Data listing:
------------------------------------

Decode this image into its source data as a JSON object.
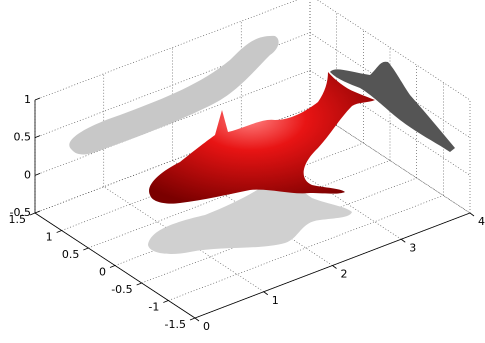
{
  "chart_data": {
    "type": "surface3d",
    "xlim": [
      0,
      4
    ],
    "xticks": [
      0,
      1,
      2,
      3,
      4
    ],
    "ylim": [
      -1.5,
      1.5
    ],
    "yticks": [
      -1.5,
      -1,
      -0.5,
      0,
      0.5,
      1,
      1.5
    ],
    "zlim": [
      -0.5,
      1
    ],
    "zticks": [
      -0.5,
      0,
      0.5,
      1
    ],
    "grid": true,
    "color": "#e01010"
  }
}
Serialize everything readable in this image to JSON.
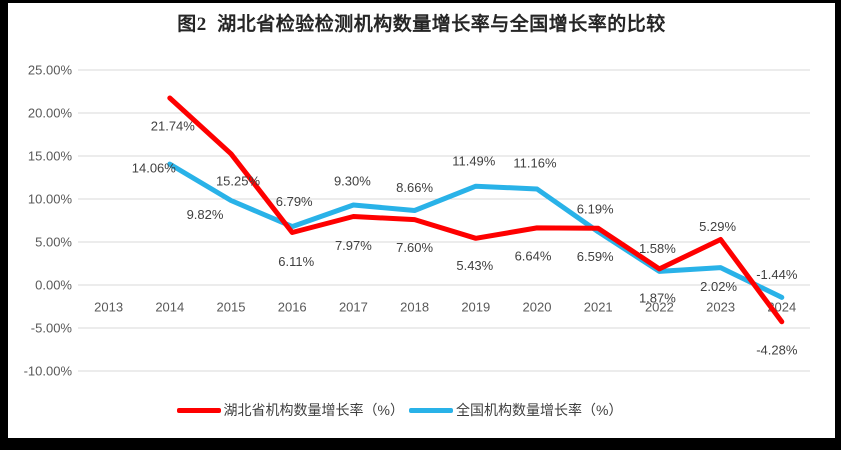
{
  "title": "图2  湖北省检验检测机构数量增长率与全国增长率的比较",
  "chart_data": {
    "type": "line",
    "title": "图2  湖北省检验检测机构数量增长率与全国增长率的比较",
    "x_labels": [
      "2013",
      "2014",
      "2015",
      "2016",
      "2017",
      "2018",
      "2019",
      "2020",
      "2021",
      "2022",
      "2023",
      "2024"
    ],
    "y_axis": {
      "tick_labels": [
        "25.00%",
        "20.00%",
        "15.00%",
        "10.00%",
        "5.00%",
        "0.00%",
        "-5.00%",
        "-10.00%"
      ],
      "tick_values": [
        25,
        20,
        15,
        10,
        5,
        0,
        -5,
        -10
      ],
      "ylim": [
        -10,
        25
      ],
      "grid": true
    },
    "series": [
      {
        "id": "hubei",
        "name": "湖北省机构数量增长率（%）",
        "color": "#FE0000",
        "values": [
          null,
          21.74,
          15.25,
          6.11,
          7.97,
          7.6,
          5.43,
          6.64,
          6.59,
          1.87,
          5.29,
          -4.28
        ],
        "point_labels": [
          "21.74%",
          "15.25%",
          "6.11%",
          "7.97%",
          "7.60%",
          "5.43%",
          "6.64%",
          "6.59%",
          "1.87%",
          "5.29%",
          "-4.28%"
        ]
      },
      {
        "id": "national",
        "name": "全国机构数量增长率（%）",
        "color": "#29B2E8",
        "values": [
          null,
          14.06,
          9.82,
          6.79,
          9.3,
          8.66,
          11.49,
          11.16,
          6.19,
          1.58,
          2.02,
          -1.44
        ],
        "point_labels": [
          "14.06%",
          "9.82%",
          "6.79%",
          "9.30%",
          "8.66%",
          "11.49%",
          "11.16%",
          "6.19%",
          "1.58%",
          "2.02%",
          "-1.44%"
        ]
      }
    ],
    "legend_position": "bottom"
  },
  "colors": {
    "gridline": "#D9D9D9",
    "axis_text": "#595959",
    "data_label_text": "#404040",
    "title_text": "#262626",
    "background": "#FFFFFF",
    "frame": "#000000"
  }
}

------------------------------------

• **PROBLEM REQUIREMENTS**
Reproduce each line of the records exactly, and omit every picture.

• **ANSWER**
Decode this image into its source data as a JSON object.
{
  "chart_data": {
    "type": "surface3d",
    "xlim": [
      0,
      4
    ],
    "xticks": [
      0,
      1,
      2,
      3,
      4
    ],
    "ylim": [
      -1.5,
      1.5
    ],
    "yticks": [
      -1.5,
      -1,
      -0.5,
      0,
      0.5,
      1,
      1.5
    ],
    "zlim": [
      -0.5,
      1
    ],
    "zticks": [
      -0.5,
      0,
      0.5,
      1
    ],
    "grid": true,
    "color": "#e01010"
  }
}
Serialize everything readable in this image to JSON.
{
  "title": "图2  湖北省检验检测机构数量增长率与全国增长率的比较",
  "chart_data": {
    "type": "line",
    "title": "图2  湖北省检验检测机构数量增长率与全国增长率的比较",
    "x_labels": [
      "2013",
      "2014",
      "2015",
      "2016",
      "2017",
      "2018",
      "2019",
      "2020",
      "2021",
      "2022",
      "2023",
      "2024"
    ],
    "y_axis": {
      "tick_labels": [
        "25.00%",
        "20.00%",
        "15.00%",
        "10.00%",
        "5.00%",
        "0.00%",
        "-5.00%",
        "-10.00%"
      ],
      "tick_values": [
        25,
        20,
        15,
        10,
        5,
        0,
        -5,
        -10
      ],
      "ylim": [
        -10,
        25
      ],
      "grid": true
    },
    "series": [
      {
        "id": "hubei",
        "name": "湖北省机构数量增长率（%）",
        "color": "#FE0000",
        "values": [
          null,
          21.74,
          15.25,
          6.11,
          7.97,
          7.6,
          5.43,
          6.64,
          6.59,
          1.87,
          5.29,
          -4.28
        ],
        "point_labels": [
          "21.74%",
          "15.25%",
          "6.11%",
          "7.97%",
          "7.60%",
          "5.43%",
          "6.64%",
          "6.59%",
          "1.87%",
          "5.29%",
          "-4.28%"
        ]
      },
      {
        "id": "national",
        "name": "全国机构数量增长率（%）",
        "color": "#29B2E8",
        "values": [
          null,
          14.06,
          9.82,
          6.79,
          9.3,
          8.66,
          11.49,
          11.16,
          6.19,
          1.58,
          2.02,
          -1.44
        ],
        "point_labels": [
          "14.06%",
          "9.82%",
          "6.79%",
          "9.30%",
          "8.66%",
          "11.49%",
          "11.16%",
          "6.19%",
          "1.58%",
          "2.02%",
          "-1.44%"
        ]
      }
    ],
    "legend_position": "bottom"
  },
  "colors": {
    "gridline": "#D9D9D9",
    "axis_text": "#595959",
    "data_label_text": "#404040",
    "title_text": "#262626",
    "background": "#FFFFFF",
    "frame": "#000000"
  }
}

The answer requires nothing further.